Collect from the data below each line with "screenshot".

**Data for the task**
======
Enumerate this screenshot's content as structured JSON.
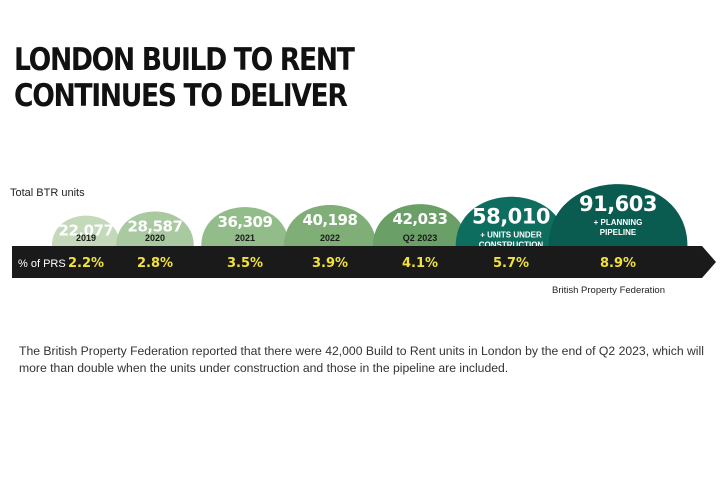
{
  "title_lines": [
    "LONDON BUILD TO RENT",
    "CONTINUES TO DELIVER"
  ],
  "caption": "The British Property Federation reported that there were 42,000 Build to Rent units in London by the end of Q2 2023, which will more than double when the units under construction and those in the pipeline are included.",
  "chart_data": {
    "type": "bar",
    "series_label": "Total BTR units",
    "row_label": "% of PRS",
    "source": "British Property Federation",
    "categories": [
      [
        "2019"
      ],
      [
        "2020"
      ],
      [
        "2021"
      ],
      [
        "2022"
      ],
      [
        "Q2 2023"
      ],
      [
        "+ UNITS UNDER",
        "CONSTRUCTION"
      ],
      [
        "+ PLANNING",
        "PIPELINE"
      ]
    ],
    "values": [
      22077,
      28587,
      36309,
      40198,
      42033,
      58010,
      91603
    ],
    "value_labels": [
      "22,077",
      "28,587",
      "36,309",
      "40,198",
      "42,033",
      "58,010",
      "91,603"
    ],
    "prs_share": [
      "2.2%",
      "2.8%",
      "3.5%",
      "3.9%",
      "4.1%",
      "5.7%",
      "8.9%"
    ],
    "colors": [
      "#c3d9b9",
      "#a9c9a1",
      "#93bc8b",
      "#7fae77",
      "#6aa067",
      "#0d6e5f",
      "#0b5c50"
    ],
    "arrow_color": "#1a1a1a",
    "share_color": "#f2e13c"
  }
}
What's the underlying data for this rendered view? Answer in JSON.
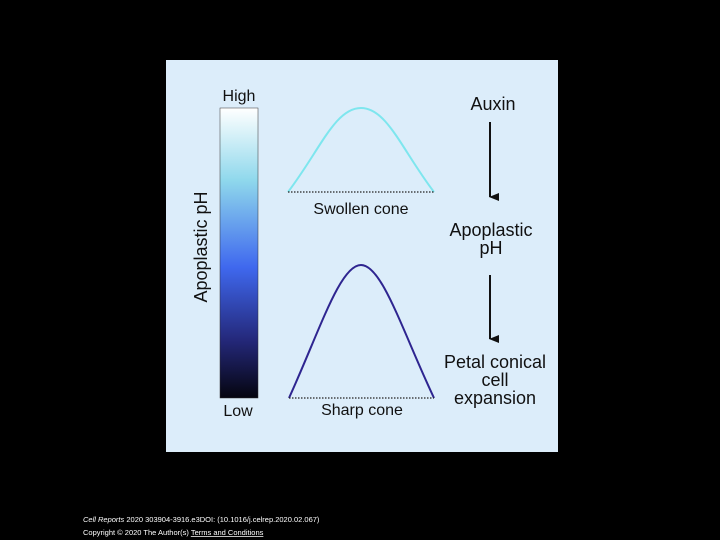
{
  "axis": {
    "label": "Apoplastic pH",
    "high": "High",
    "low": "Low"
  },
  "cones": [
    {
      "label": "Swollen cone"
    },
    {
      "label": "Sharp cone"
    }
  ],
  "flow": [
    {
      "lines": [
        "Auxin"
      ]
    },
    {
      "lines": [
        "Apoplastic",
        "pH"
      ]
    },
    {
      "lines": [
        "Petal conical",
        "cell",
        "expansion"
      ]
    }
  ],
  "footer": {
    "journal": "Cell Reports",
    "citation": "2020 303904-3916.e3DOI: (10.1016/j.celrep.2020.02.067)",
    "copyright": "Copyright © 2020 The Author(s)",
    "link": "Terms and Conditions"
  }
}
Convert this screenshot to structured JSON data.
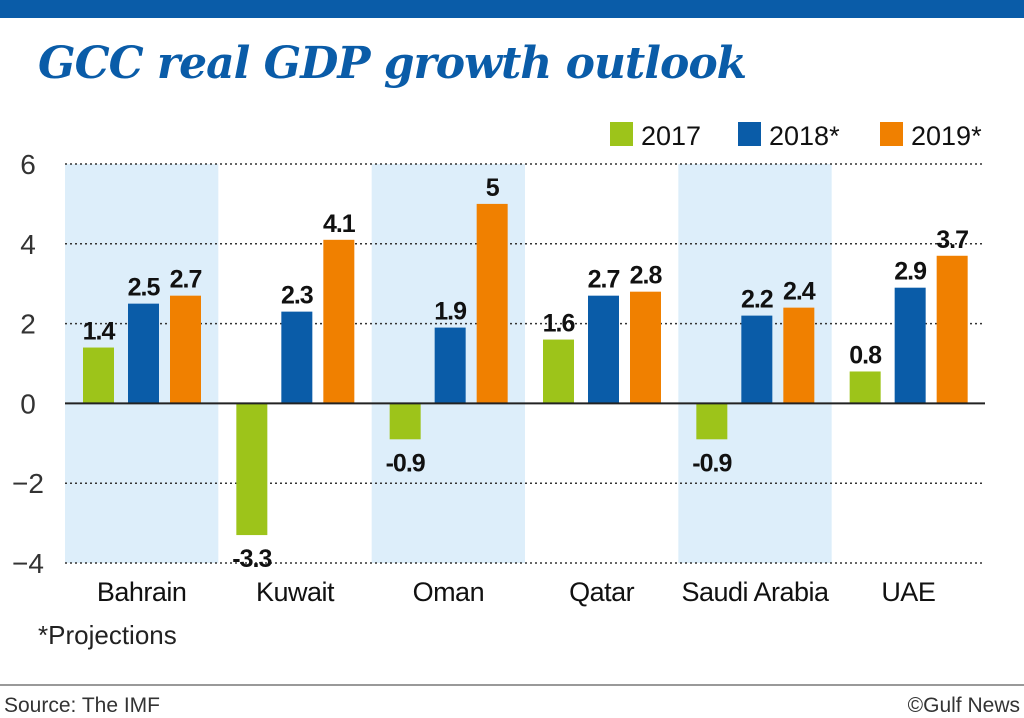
======
**Solution to this exercise**
Enumerate this screenshot's content as structured JSON.
Convert this screenshot to structured JSON data.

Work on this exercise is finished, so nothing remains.